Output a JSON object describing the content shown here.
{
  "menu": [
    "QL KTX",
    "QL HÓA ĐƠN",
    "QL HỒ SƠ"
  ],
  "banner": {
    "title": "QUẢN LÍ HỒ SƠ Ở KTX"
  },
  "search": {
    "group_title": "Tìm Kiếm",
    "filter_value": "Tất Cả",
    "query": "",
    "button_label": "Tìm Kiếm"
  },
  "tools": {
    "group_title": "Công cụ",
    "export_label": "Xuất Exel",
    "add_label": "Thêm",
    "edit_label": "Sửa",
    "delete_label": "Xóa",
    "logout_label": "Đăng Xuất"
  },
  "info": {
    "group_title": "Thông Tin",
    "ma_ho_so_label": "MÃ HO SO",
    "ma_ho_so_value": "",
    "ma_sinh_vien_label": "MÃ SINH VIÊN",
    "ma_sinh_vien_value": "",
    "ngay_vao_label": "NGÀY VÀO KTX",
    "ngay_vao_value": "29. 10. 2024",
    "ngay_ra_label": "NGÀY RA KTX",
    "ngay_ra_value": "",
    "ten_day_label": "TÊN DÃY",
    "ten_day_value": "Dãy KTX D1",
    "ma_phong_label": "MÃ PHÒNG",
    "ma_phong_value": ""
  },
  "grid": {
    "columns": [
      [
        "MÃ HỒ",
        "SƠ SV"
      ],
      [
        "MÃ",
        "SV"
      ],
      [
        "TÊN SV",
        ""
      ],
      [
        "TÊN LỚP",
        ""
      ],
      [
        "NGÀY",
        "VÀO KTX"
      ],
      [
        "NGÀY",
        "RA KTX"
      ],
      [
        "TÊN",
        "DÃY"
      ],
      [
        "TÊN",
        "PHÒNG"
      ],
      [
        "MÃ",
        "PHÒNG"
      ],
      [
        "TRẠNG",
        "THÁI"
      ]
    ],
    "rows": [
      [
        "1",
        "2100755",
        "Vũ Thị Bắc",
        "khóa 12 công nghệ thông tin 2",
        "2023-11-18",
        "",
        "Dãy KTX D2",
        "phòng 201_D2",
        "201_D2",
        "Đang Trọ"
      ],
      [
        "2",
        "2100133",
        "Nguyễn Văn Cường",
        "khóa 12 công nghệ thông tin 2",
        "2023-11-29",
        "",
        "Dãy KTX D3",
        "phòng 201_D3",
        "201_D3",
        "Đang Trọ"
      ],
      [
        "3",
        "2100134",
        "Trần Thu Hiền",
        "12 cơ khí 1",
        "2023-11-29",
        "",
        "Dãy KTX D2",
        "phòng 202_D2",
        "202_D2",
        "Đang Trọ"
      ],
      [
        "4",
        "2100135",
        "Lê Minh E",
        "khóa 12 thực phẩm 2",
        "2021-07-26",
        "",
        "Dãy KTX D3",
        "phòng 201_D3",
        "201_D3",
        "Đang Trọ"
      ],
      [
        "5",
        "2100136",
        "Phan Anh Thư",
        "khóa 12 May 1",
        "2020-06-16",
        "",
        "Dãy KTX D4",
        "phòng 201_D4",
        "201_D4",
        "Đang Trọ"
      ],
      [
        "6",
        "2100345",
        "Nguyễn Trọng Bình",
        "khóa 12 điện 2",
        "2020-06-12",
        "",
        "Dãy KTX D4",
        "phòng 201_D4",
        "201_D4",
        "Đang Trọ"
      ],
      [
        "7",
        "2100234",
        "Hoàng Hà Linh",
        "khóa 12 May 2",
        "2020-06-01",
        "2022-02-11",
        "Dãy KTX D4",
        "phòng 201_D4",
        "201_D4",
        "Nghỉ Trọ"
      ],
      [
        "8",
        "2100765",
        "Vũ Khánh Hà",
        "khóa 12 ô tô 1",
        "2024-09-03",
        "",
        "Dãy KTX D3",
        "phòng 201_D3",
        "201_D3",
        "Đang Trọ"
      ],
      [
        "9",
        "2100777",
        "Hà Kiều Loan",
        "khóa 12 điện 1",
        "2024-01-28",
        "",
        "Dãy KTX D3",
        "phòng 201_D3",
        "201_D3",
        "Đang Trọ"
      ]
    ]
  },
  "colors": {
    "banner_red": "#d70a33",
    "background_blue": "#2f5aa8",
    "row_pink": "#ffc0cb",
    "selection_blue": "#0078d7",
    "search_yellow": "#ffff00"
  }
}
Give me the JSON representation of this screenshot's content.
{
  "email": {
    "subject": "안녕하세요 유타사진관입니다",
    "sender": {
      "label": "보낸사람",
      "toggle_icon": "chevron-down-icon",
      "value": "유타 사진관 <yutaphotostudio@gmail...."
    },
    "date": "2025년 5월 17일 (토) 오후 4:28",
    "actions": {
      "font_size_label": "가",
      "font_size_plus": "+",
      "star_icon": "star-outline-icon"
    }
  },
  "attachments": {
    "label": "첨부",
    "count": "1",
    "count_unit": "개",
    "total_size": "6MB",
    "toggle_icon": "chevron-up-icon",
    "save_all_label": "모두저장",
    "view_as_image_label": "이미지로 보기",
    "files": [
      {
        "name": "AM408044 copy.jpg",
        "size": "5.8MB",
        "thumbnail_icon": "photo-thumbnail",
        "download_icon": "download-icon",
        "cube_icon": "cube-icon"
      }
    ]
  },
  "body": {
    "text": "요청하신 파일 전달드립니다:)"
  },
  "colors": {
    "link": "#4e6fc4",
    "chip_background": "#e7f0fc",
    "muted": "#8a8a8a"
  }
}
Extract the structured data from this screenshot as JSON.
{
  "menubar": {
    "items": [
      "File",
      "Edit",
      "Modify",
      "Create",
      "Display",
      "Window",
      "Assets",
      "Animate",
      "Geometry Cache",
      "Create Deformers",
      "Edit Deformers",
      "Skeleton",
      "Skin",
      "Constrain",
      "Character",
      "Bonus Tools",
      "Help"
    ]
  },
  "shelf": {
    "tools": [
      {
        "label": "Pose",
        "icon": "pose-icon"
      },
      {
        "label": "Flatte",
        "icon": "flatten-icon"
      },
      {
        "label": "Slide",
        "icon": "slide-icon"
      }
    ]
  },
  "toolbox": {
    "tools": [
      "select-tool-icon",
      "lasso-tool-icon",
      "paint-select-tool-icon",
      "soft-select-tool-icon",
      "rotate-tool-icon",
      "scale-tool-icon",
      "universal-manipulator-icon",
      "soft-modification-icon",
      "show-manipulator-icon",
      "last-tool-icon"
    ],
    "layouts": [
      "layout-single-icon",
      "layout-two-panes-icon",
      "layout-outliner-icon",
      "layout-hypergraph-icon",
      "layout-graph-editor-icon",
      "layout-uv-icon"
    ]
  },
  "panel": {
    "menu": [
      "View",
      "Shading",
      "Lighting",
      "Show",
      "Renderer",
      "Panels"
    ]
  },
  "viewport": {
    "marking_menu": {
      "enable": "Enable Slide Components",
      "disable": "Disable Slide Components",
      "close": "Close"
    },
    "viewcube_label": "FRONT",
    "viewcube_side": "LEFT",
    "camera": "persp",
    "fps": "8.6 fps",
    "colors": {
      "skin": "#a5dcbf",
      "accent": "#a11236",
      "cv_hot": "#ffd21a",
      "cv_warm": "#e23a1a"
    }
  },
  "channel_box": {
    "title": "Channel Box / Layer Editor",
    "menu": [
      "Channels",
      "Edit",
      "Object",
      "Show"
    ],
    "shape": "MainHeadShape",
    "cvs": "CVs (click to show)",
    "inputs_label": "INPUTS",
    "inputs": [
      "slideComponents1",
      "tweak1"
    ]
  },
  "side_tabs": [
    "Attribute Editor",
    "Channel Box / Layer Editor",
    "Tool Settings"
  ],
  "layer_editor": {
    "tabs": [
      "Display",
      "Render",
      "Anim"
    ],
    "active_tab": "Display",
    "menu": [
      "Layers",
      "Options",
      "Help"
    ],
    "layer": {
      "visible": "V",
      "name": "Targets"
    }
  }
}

■ Problem description ■
Using the exact wording, write out all of the records.

■ Solution for this problem ■
Output a JSON object describing the content shown here.
{
  "menu": [
    "QL KTX",
    "QL HÓA ĐƠN",
    "QL HỒ SƠ"
  ],
  "banner": {
    "title": "QUẢN LÍ HỒ SƠ Ở KTX"
  },
  "search": {
    "group_title": "Tìm Kiếm",
    "filter_value": "Tất Cả",
    "query": "",
    "button_label": "Tìm Kiếm"
  },
  "tools": {
    "group_title": "Công cụ",
    "export_label": "Xuất Exel",
    "add_label": "Thêm",
    "edit_label": "Sửa",
    "delete_label": "Xóa",
    "logout_label": "Đăng Xuất"
  },
  "info": {
    "group_title": "Thông Tin",
    "ma_ho_so_label": "MÃ HO SO",
    "ma_ho_so_value": "",
    "ma_sinh_vien_label": "MÃ SINH VIÊN",
    "ma_sinh_vien_value": "",
    "ngay_vao_label": "NGÀY VÀO KTX",
    "ngay_vao_value": "29. 10. 2024",
    "ngay_ra_label": "NGÀY RA KTX",
    "ngay_ra_value": "",
    "ten_day_label": "TÊN DÃY",
    "ten_day_value": "Dãy KTX D1",
    "ma_phong_label": "MÃ PHÒNG",
    "ma_phong_value": ""
  },
  "grid": {
    "columns": [
      [
        "MÃ HỒ",
        "SƠ SV"
      ],
      [
        "MÃ",
        "SV"
      ],
      [
        "TÊN SV",
        ""
      ],
      [
        "TÊN LỚP",
        ""
      ],
      [
        "NGÀY",
        "VÀO KTX"
      ],
      [
        "NGÀY",
        "RA KTX"
      ],
      [
        "TÊN",
        "DÃY"
      ],
      [
        "TÊN",
        "PHÒNG"
      ],
      [
        "MÃ",
        "PHÒNG"
      ],
      [
        "TRẠNG",
        "THÁI"
      ]
    ],
    "rows": [
      [
        "1",
        "2100755",
        "Vũ Thị Bắc",
        "khóa 12 công nghệ thông tin 2",
        "2023-11-18",
        "",
        "Dãy KTX D2",
        "phòng 201_D2",
        "201_D2",
        "Đang Trọ"
      ],
      [
        "2",
        "2100133",
        "Nguyễn Văn Cường",
        "khóa 12 công nghệ thông tin 2",
        "2023-11-29",
        "",
        "Dãy KTX D3",
        "phòng 201_D3",
        "201_D3",
        "Đang Trọ"
      ],
      [
        "3",
        "2100134",
        "Trần Thu Hiền",
        "12 cơ khí 1",
        "2023-11-29",
        "",
        "Dãy KTX D2",
        "phòng 202_D2",
        "202_D2",
        "Đang Trọ"
      ],
      [
        "4",
        "2100135",
        "Lê Minh E",
        "khóa 12 thực phẩm 2",
        "2021-07-26",
        "",
        "Dãy KTX D3",
        "phòng 201_D3",
        "201_D3",
        "Đang Trọ"
      ],
      [
        "5",
        "2100136",
        "Phan Anh Thư",
        "khóa 12 May 1",
        "2020-06-16",
        "",
        "Dãy KTX D4",
        "phòng 201_D4",
        "201_D4",
        "Đang Trọ"
      ],
      [
        "6",
        "2100345",
        "Nguyễn Trọng Bình",
        "khóa 12 điện 2",
        "2020-06-12",
        "",
        "Dãy KTX D4",
        "phòng 201_D4",
        "201_D4",
        "Đang Trọ"
      ],
      [
        "7",
        "2100234",
        "Hoàng Hà Linh",
        "khóa 12 May 2",
        "2020-06-01",
        "2022-02-11",
        "Dãy KTX D4",
        "phòng 201_D4",
        "201_D4",
        "Nghỉ Trọ"
      ],
      [
        "8",
        "2100765",
        "Vũ Khánh Hà",
        "khóa 12 ô tô 1",
        "2024-09-03",
        "",
        "Dãy KTX D3",
        "phòng 201_D3",
        "201_D3",
        "Đang Trọ"
      ],
      [
        "9",
        "2100777",
        "Hà Kiều Loan",
        "khóa 12 điện 1",
        "2024-01-28",
        "",
        "Dãy KTX D3",
        "phòng 201_D3",
        "201_D3",
        "Đang Trọ"
      ]
    ]
  },
  "colors": {
    "banner_red": "#d70a33",
    "background_blue": "#2f5aa8",
    "row_pink": "#ffc0cb",
    "selection_blue": "#0078d7",
    "search_yellow": "#ffff00"
  }
}
Give me the JSON representation of this screenshot's content.
{
  "email": {
    "subject": "안녕하세요 유타사진관입니다",
    "sender": {
      "label": "보낸사람",
      "toggle_icon": "chevron-down-icon",
      "value": "유타 사진관 <yutaphotostudio@gmail...."
    },
    "date": "2025년 5월 17일 (토) 오후 4:28",
    "actions": {
      "font_size_label": "가",
      "font_size_plus": "+",
      "star_icon": "star-outline-icon"
    }
  },
  "attachments": {
    "label": "첨부",
    "count": "1",
    "count_unit": "개",
    "total_size": "6MB",
    "toggle_icon": "chevron-up-icon",
    "save_all_label": "모두저장",
    "view_as_image_label": "이미지로 보기",
    "files": [
      {
        "name": "AM408044 copy.jpg",
        "size": "5.8MB",
        "thumbnail_icon": "photo-thumbnail",
        "download_icon": "download-icon",
        "cube_icon": "cube-icon"
      }
    ]
  },
  "body": {
    "text": "요청하신 파일 전달드립니다:)"
  },
  "colors": {
    "link": "#4e6fc4",
    "chip_background": "#e7f0fc",
    "muted": "#8a8a8a"
  }
}
Extract the structured data from this screenshot as JSON.
{
  "menubar": {
    "items": [
      "File",
      "Edit",
      "Modify",
      "Create",
      "Display",
      "Window",
      "Assets",
      "Animate",
      "Geometry Cache",
      "Create Deformers",
      "Edit Deformers",
      "Skeleton",
      "Skin",
      "Constrain",
      "Character",
      "Bonus Tools",
      "Help"
    ]
  },
  "shelf": {
    "tools": [
      {
        "label": "Pose",
        "icon": "pose-icon"
      },
      {
        "label": "Flatte",
        "icon": "flatten-icon"
      },
      {
        "label": "Slide",
        "icon": "slide-icon"
      }
    ]
  },
  "toolbox": {
    "tools": [
      "select-tool-icon",
      "lasso-tool-icon",
      "paint-select-tool-icon",
      "soft-select-tool-icon",
      "rotate-tool-icon",
      "scale-tool-icon",
      "universal-manipulator-icon",
      "soft-modification-icon",
      "show-manipulator-icon",
      "last-tool-icon"
    ],
    "layouts": [
      "layout-single-icon",
      "layout-two-panes-icon",
      "layout-outliner-icon",
      "layout-hypergraph-icon",
      "layout-graph-editor-icon",
      "layout-uv-icon"
    ]
  },
  "panel": {
    "menu": [
      "View",
      "Shading",
      "Lighting",
      "Show",
      "Renderer",
      "Panels"
    ]
  },
  "viewport": {
    "marking_menu": {
      "enable": "Enable Slide Components",
      "disable": "Disable Slide Components",
      "close": "Close"
    },
    "viewcube_label": "FRONT",
    "viewcube_side": "LEFT",
    "camera": "persp",
    "fps": "8.6 fps",
    "colors": {
      "skin": "#a5dcbf",
      "accent": "#a11236",
      "cv_hot": "#ffd21a",
      "cv_warm": "#e23a1a"
    }
  },
  "channel_box": {
    "title": "Channel Box / Layer Editor",
    "menu": [
      "Channels",
      "Edit",
      "Object",
      "Show"
    ],
    "shape": "MainHeadShape",
    "cvs": "CVs (click to show)",
    "inputs_label": "INPUTS",
    "inputs": [
      "slideComponents1",
      "tweak1"
    ]
  },
  "side_tabs": [
    "Attribute Editor",
    "Channel Box / Layer Editor",
    "Tool Settings"
  ],
  "layer_editor": {
    "tabs": [
      "Display",
      "Render",
      "Anim"
    ],
    "active_tab": "Display",
    "menu": [
      "Layers",
      "Options",
      "Help"
    ],
    "layer": {
      "visible": "V",
      "name": "Targets"
    }
  }
}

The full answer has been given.